→ **Exercise requirements**:
Take the listing and print it in full, exactly as given.

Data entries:
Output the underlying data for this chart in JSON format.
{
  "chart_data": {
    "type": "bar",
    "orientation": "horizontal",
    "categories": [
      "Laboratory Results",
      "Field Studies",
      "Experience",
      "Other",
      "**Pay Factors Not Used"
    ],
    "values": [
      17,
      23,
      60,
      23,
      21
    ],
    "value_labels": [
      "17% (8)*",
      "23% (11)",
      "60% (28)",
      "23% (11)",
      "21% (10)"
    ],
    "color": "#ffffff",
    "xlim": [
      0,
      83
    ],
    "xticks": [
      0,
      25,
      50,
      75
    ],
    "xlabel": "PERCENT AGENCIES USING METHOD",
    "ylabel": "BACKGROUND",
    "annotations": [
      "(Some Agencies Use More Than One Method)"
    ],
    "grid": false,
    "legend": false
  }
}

→ **Completed exercise**:
Output the underlying data for this chart in JSON format.
{
  "chart_data": {
    "type": "bar",
    "orientation": "horizontal",
    "categories": [
      "Laboratory Results",
      "Field Studies",
      "Experience",
      "Other",
      "**Pay Factors Not Used"
    ],
    "values": [
      17,
      23,
      60,
      23,
      21
    ],
    "value_labels": [
      "17% (8)*",
      "23% (11)",
      "60% (28)",
      "23% (11)",
      "21% (10)"
    ],
    "color": "#ffffff",
    "xlim": [
      0,
      83
    ],
    "xticks": [
      0,
      25,
      50,
      75
    ],
    "xlabel": "PERCENT AGENCIES USING METHOD",
    "ylabel": "BACKGROUND",
    "annotations": [
      "(Some Agencies Use More Than One Method)"
    ],
    "grid": false,
    "legend": false
  }
}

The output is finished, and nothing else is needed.